### Problem
Only a number is wanted: how many lines of the entries include the string "partidos"?

+-------+

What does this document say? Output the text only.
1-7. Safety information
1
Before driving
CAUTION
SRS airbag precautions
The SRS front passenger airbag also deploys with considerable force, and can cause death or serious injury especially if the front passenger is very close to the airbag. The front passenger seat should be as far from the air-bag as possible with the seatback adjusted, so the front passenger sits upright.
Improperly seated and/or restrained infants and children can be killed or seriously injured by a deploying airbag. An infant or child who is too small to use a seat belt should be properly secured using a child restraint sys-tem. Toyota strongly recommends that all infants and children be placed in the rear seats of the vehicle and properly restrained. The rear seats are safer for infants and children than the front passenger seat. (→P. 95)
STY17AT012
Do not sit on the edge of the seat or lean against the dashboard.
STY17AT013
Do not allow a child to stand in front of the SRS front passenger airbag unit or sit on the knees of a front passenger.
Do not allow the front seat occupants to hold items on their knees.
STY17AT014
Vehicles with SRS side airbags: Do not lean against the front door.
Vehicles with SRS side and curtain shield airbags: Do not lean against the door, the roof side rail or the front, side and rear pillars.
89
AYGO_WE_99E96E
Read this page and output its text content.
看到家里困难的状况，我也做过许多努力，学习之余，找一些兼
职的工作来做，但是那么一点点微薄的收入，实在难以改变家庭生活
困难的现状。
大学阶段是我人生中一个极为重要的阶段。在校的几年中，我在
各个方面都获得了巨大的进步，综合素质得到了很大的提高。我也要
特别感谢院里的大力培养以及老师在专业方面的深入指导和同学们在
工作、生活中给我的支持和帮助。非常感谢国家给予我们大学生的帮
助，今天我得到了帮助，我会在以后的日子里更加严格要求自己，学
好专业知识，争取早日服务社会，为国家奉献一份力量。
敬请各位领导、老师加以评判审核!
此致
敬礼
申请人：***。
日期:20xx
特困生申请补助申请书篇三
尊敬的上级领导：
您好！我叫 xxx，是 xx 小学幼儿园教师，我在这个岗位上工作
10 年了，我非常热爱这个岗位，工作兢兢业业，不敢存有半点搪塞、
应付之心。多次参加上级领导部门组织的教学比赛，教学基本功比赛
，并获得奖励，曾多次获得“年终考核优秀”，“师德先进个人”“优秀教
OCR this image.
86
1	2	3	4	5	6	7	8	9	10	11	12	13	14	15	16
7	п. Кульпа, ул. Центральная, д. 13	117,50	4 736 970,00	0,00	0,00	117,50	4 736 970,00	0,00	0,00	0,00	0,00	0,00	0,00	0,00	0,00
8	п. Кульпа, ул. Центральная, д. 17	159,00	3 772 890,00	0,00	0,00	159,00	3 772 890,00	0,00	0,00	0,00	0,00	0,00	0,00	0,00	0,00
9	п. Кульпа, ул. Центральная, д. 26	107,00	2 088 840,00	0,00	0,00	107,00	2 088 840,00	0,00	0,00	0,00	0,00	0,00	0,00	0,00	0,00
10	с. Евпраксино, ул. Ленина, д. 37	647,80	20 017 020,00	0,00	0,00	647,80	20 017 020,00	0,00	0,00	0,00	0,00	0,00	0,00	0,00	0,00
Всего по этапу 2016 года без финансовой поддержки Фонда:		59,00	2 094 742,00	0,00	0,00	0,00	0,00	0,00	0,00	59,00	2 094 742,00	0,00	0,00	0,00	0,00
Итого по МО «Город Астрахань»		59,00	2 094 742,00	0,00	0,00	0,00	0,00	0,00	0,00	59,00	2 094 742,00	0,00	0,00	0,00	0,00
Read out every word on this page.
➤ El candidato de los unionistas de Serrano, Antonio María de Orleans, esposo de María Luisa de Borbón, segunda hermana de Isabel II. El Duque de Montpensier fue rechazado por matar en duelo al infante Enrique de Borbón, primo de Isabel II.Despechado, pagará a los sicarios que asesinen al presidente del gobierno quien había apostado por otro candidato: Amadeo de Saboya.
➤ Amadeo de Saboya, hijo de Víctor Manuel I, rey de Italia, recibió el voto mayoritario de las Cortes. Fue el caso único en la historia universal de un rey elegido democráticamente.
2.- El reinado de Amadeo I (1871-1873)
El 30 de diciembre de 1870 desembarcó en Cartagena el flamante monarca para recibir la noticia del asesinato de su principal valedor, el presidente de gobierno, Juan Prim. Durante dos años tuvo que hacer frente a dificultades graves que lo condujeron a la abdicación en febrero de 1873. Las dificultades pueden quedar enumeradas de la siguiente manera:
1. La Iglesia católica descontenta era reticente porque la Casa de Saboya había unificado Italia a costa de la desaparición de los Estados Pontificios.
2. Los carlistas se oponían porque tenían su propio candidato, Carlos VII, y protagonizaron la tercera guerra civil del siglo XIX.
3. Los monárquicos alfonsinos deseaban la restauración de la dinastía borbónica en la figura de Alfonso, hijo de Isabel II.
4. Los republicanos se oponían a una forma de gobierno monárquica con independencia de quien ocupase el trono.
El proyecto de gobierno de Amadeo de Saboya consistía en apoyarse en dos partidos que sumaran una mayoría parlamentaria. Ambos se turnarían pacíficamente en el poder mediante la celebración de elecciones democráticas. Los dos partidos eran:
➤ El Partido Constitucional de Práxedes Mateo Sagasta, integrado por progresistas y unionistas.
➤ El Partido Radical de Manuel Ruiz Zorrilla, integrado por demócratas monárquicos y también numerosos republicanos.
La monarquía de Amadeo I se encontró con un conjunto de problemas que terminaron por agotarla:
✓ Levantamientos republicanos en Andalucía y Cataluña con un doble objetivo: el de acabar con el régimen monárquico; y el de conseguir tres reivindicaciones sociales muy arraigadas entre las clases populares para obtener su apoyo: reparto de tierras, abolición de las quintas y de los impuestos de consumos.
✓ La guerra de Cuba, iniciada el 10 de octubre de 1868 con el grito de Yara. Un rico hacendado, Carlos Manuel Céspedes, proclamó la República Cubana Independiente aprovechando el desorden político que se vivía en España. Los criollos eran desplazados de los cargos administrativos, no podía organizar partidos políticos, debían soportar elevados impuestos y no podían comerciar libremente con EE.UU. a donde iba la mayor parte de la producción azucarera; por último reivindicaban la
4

+-------+

### Finished task
2